TASK DIRECTIONS: Tell me how many lines hold "ひらがな", please, using only the number.

[Raw records]
+++++

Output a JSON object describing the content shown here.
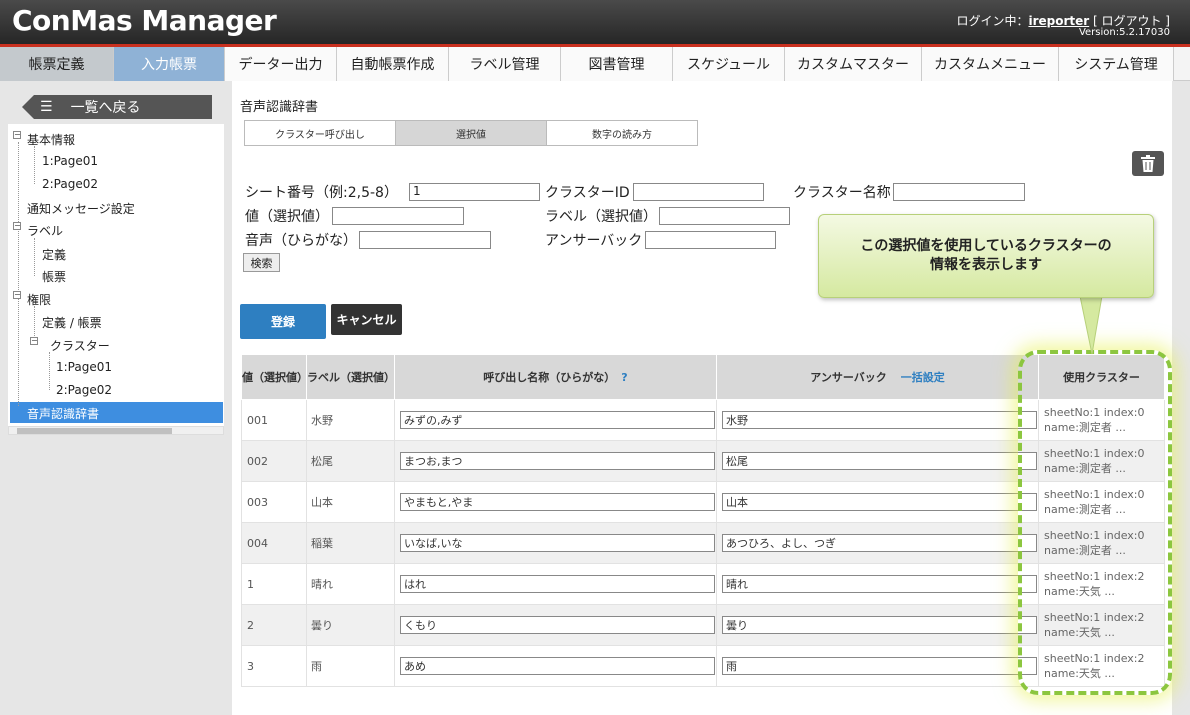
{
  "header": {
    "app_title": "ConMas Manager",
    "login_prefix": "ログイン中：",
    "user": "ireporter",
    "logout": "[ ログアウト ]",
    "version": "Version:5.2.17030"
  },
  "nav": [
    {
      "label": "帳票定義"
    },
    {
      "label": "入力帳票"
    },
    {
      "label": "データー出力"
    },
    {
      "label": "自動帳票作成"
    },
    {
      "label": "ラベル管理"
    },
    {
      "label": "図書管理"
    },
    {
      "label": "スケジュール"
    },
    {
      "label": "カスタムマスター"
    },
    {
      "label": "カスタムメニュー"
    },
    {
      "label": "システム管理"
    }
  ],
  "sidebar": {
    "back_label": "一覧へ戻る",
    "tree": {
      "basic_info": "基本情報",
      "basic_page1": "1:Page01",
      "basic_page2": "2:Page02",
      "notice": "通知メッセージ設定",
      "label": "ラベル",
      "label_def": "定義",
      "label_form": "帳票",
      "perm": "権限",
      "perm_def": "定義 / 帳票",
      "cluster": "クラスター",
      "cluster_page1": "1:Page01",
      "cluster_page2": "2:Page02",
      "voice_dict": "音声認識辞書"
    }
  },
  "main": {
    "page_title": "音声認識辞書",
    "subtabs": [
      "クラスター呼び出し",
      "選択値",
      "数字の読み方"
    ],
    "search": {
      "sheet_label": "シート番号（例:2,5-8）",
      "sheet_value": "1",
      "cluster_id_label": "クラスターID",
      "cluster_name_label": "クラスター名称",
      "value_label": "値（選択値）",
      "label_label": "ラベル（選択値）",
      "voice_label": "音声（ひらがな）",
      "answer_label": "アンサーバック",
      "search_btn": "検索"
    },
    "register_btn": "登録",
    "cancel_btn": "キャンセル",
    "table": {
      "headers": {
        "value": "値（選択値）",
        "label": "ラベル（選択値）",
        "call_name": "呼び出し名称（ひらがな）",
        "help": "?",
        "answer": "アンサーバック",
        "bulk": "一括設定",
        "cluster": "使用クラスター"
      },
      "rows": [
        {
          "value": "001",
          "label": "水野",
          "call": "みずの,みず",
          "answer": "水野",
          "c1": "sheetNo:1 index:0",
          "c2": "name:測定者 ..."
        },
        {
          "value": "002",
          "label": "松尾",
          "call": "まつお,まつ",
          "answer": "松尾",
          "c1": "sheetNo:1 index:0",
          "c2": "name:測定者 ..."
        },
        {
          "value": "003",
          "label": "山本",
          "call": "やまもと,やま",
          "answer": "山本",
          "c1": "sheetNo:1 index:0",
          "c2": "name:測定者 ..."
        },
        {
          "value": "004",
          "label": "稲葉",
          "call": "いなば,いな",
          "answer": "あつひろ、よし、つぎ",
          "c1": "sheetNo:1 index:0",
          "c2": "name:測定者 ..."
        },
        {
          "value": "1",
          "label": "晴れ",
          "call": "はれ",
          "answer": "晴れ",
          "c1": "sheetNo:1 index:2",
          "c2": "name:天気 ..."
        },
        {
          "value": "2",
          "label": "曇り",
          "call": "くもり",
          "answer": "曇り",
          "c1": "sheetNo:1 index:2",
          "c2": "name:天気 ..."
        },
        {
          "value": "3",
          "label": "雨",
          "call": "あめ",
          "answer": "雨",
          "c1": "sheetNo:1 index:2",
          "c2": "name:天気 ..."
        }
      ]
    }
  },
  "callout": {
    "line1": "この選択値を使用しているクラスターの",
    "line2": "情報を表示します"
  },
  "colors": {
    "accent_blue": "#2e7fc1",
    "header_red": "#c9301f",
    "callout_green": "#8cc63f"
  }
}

+++++

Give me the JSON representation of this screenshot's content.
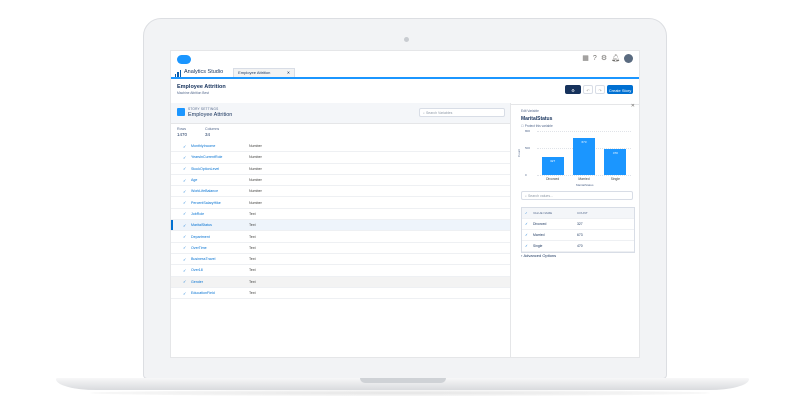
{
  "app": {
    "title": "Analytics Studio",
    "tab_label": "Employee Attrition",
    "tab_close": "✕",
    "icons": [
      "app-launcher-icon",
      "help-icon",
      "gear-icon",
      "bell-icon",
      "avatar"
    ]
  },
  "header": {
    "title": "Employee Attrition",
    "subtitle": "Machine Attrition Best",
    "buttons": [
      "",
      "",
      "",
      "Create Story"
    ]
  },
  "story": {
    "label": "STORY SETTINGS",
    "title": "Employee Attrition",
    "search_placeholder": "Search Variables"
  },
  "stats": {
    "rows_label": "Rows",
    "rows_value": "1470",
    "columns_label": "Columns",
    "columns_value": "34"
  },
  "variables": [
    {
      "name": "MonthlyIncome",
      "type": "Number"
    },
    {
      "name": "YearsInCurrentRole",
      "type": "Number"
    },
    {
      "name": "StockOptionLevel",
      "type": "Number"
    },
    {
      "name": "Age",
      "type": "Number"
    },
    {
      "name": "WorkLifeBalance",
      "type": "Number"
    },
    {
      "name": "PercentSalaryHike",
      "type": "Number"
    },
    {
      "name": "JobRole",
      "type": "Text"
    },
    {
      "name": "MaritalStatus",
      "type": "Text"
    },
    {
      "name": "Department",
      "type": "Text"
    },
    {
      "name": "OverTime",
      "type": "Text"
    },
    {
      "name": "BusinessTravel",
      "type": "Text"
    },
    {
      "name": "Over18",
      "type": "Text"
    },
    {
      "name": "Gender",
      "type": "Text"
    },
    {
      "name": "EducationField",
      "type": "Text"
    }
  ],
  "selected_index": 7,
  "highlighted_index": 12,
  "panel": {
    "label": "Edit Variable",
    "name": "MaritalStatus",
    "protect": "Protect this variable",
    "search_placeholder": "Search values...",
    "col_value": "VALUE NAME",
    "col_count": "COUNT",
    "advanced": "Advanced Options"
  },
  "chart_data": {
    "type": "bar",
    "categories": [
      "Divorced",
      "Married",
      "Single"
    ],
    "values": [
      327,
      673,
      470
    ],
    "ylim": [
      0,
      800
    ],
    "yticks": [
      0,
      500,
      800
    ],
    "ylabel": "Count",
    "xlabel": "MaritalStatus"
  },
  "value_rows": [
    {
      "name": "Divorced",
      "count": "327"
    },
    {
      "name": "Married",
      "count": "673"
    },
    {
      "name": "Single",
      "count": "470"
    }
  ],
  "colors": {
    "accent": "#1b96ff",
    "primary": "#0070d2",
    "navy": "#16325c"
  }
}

+++++

SOLVED EXERCISE: 2